## Start Data
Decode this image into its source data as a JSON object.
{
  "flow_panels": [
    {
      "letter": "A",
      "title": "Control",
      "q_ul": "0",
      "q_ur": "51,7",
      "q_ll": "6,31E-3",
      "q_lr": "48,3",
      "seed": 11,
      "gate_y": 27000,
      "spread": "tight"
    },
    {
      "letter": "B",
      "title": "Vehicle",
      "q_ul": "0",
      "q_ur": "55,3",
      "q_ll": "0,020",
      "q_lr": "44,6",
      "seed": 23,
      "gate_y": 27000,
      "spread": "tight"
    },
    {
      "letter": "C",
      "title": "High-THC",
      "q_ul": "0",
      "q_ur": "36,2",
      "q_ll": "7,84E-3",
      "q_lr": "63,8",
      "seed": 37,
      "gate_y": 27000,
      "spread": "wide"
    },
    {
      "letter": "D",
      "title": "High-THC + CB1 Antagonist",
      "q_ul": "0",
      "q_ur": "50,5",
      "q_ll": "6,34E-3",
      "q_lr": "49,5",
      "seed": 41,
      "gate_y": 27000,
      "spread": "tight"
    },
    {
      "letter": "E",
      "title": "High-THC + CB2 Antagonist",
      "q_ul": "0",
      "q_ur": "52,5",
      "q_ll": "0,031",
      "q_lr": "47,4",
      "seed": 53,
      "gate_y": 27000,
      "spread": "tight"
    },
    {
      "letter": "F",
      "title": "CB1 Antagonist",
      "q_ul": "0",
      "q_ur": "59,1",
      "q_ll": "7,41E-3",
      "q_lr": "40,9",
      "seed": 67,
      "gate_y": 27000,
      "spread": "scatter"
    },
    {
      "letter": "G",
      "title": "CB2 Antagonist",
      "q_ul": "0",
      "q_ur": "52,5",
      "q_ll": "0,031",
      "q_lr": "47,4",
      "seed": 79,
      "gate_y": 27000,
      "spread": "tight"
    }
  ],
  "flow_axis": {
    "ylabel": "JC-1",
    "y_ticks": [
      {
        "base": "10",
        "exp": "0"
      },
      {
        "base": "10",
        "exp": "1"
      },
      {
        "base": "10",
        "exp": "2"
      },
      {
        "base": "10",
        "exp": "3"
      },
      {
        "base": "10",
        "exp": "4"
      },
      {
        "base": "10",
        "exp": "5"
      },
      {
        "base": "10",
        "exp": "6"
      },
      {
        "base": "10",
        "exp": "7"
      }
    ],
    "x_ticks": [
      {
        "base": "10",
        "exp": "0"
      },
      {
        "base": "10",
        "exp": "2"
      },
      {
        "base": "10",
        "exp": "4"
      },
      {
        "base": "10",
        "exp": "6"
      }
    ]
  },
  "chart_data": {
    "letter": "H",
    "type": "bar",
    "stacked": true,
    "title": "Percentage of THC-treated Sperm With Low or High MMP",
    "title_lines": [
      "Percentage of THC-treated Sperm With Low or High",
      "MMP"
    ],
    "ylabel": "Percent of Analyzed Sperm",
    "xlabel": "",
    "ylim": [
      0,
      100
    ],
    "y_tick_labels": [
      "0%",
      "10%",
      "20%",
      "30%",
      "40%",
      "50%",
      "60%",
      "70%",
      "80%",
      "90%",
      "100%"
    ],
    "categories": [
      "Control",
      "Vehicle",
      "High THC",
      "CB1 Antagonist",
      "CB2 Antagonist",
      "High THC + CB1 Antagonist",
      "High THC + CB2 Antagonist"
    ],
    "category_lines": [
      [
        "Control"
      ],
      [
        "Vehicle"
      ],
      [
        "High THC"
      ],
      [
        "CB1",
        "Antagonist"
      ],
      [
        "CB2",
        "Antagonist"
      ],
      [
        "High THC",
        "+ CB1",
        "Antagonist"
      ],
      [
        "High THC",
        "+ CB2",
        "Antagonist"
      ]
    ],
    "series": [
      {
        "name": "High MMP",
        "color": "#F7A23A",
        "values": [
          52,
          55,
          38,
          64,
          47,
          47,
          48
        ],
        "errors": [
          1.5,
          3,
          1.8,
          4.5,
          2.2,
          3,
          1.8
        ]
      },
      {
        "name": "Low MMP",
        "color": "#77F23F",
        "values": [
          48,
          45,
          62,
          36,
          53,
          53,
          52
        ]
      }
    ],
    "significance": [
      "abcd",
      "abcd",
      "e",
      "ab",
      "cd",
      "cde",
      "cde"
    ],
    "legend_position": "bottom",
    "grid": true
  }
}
## End Data
▸ Your instructions:
Tally up the lines with the word "seed" in them, and answer with that number by itself.

▸ Result of this task:
7